- **YOUR INSTRUCTIONS**
Copy out all the records exactly.

- **ENTRIES PROVIDED**
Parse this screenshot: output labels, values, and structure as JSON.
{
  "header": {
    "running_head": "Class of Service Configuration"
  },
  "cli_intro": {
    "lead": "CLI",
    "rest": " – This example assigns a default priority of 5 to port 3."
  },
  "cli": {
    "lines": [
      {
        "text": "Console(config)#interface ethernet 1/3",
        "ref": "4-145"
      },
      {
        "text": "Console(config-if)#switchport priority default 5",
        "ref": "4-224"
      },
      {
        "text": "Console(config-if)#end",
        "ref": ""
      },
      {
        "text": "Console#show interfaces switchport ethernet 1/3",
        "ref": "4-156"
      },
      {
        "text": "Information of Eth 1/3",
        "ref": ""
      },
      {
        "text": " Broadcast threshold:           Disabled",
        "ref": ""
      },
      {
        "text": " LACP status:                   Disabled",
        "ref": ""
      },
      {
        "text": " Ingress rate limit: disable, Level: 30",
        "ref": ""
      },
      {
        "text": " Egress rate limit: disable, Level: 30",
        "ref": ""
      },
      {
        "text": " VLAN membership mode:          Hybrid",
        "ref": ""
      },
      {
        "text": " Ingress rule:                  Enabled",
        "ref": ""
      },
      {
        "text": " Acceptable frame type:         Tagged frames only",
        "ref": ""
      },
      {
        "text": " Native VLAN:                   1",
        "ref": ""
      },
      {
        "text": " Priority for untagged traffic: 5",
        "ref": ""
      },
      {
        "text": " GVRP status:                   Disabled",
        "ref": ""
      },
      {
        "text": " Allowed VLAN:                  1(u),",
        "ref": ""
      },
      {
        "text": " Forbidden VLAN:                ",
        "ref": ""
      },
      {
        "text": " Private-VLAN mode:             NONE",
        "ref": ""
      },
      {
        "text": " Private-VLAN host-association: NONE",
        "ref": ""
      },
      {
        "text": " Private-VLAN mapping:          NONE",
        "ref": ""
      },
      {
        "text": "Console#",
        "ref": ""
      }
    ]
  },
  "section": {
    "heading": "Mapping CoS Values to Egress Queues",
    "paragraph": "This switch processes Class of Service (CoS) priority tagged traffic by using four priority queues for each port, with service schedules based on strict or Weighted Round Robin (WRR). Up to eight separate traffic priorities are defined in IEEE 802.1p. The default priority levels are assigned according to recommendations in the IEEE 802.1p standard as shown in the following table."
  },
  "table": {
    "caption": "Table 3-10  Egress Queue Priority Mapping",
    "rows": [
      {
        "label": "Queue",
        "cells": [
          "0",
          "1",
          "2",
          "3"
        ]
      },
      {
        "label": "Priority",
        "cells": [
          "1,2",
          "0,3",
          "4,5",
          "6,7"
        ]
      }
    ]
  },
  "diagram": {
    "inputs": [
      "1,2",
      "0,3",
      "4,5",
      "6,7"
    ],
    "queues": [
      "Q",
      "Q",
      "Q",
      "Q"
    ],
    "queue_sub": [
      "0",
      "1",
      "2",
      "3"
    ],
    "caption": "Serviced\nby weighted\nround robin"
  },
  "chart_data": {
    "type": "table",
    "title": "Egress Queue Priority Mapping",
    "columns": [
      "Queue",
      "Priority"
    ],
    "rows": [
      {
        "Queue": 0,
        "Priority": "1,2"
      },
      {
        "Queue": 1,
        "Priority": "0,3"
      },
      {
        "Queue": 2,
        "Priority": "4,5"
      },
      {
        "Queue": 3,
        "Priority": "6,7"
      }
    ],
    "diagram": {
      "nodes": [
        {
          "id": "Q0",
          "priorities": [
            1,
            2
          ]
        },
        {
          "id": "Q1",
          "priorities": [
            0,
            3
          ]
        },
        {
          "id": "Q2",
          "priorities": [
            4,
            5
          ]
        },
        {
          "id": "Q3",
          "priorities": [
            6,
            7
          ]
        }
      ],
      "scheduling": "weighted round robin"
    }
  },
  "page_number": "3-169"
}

- **EXPECTED ANSWER**
Parse this screenshot: output labels, values, and structure as JSON.
{
  "header": {
    "running_head": "Class of Service Configuration"
  },
  "cli_intro": {
    "lead": "CLI",
    "rest": " – This example assigns a default priority of 5 to port 3."
  },
  "cli": {
    "lines": [
      {
        "text": "Console(config)#interface ethernet 1/3",
        "ref": "4-145"
      },
      {
        "text": "Console(config-if)#switchport priority default 5",
        "ref": "4-224"
      },
      {
        "text": "Console(config-if)#end",
        "ref": ""
      },
      {
        "text": "Console#show interfaces switchport ethernet 1/3",
        "ref": "4-156"
      },
      {
        "text": "Information of Eth 1/3",
        "ref": ""
      },
      {
        "text": " Broadcast threshold:           Disabled",
        "ref": ""
      },
      {
        "text": " LACP status:                   Disabled",
        "ref": ""
      },
      {
        "text": " Ingress rate limit: disable, Level: 30",
        "ref": ""
      },
      {
        "text": " Egress rate limit: disable, Level: 30",
        "ref": ""
      },
      {
        "text": " VLAN membership mode:          Hybrid",
        "ref": ""
      },
      {
        "text": " Ingress rule:                  Enabled",
        "ref": ""
      },
      {
        "text": " Acceptable frame type:         Tagged frames only",
        "ref": ""
      },
      {
        "text": " Native VLAN:                   1",
        "ref": ""
      },
      {
        "text": " Priority for untagged traffic: 5",
        "ref": ""
      },
      {
        "text": " GVRP status:                   Disabled",
        "ref": ""
      },
      {
        "text": " Allowed VLAN:                  1(u),",
        "ref": ""
      },
      {
        "text": " Forbidden VLAN:                ",
        "ref": ""
      },
      {
        "text": " Private-VLAN mode:             NONE",
        "ref": ""
      },
      {
        "text": " Private-VLAN host-association: NONE",
        "ref": ""
      },
      {
        "text": " Private-VLAN mapping:          NONE",
        "ref": ""
      },
      {
        "text": "Console#",
        "ref": ""
      }
    ]
  },
  "section": {
    "heading": "Mapping CoS Values to Egress Queues",
    "paragraph": "This switch processes Class of Service (CoS) priority tagged traffic by using four priority queues for each port, with service schedules based on strict or Weighted Round Robin (WRR). Up to eight separate traffic priorities are defined in IEEE 802.1p. The default priority levels are assigned according to recommendations in the IEEE 802.1p standard as shown in the following table."
  },
  "table": {
    "caption": "Table 3-10  Egress Queue Priority Mapping",
    "rows": [
      {
        "label": "Queue",
        "cells": [
          "0",
          "1",
          "2",
          "3"
        ]
      },
      {
        "label": "Priority",
        "cells": [
          "1,2",
          "0,3",
          "4,5",
          "6,7"
        ]
      }
    ]
  },
  "diagram": {
    "inputs": [
      "1,2",
      "0,3",
      "4,5",
      "6,7"
    ],
    "queues": [
      "Q",
      "Q",
      "Q",
      "Q"
    ],
    "queue_sub": [
      "0",
      "1",
      "2",
      "3"
    ],
    "caption": "Serviced\nby weighted\nround robin"
  },
  "chart_data": {
    "type": "table",
    "title": "Egress Queue Priority Mapping",
    "columns": [
      "Queue",
      "Priority"
    ],
    "rows": [
      {
        "Queue": 0,
        "Priority": "1,2"
      },
      {
        "Queue": 1,
        "Priority": "0,3"
      },
      {
        "Queue": 2,
        "Priority": "4,5"
      },
      {
        "Queue": 3,
        "Priority": "6,7"
      }
    ],
    "diagram": {
      "nodes": [
        {
          "id": "Q0",
          "priorities": [
            1,
            2
          ]
        },
        {
          "id": "Q1",
          "priorities": [
            0,
            3
          ]
        },
        {
          "id": "Q2",
          "priorities": [
            4,
            5
          ]
        },
        {
          "id": "Q3",
          "priorities": [
            6,
            7
          ]
        }
      ],
      "scheduling": "weighted round robin"
    }
  },
  "page_number": "3-169"
}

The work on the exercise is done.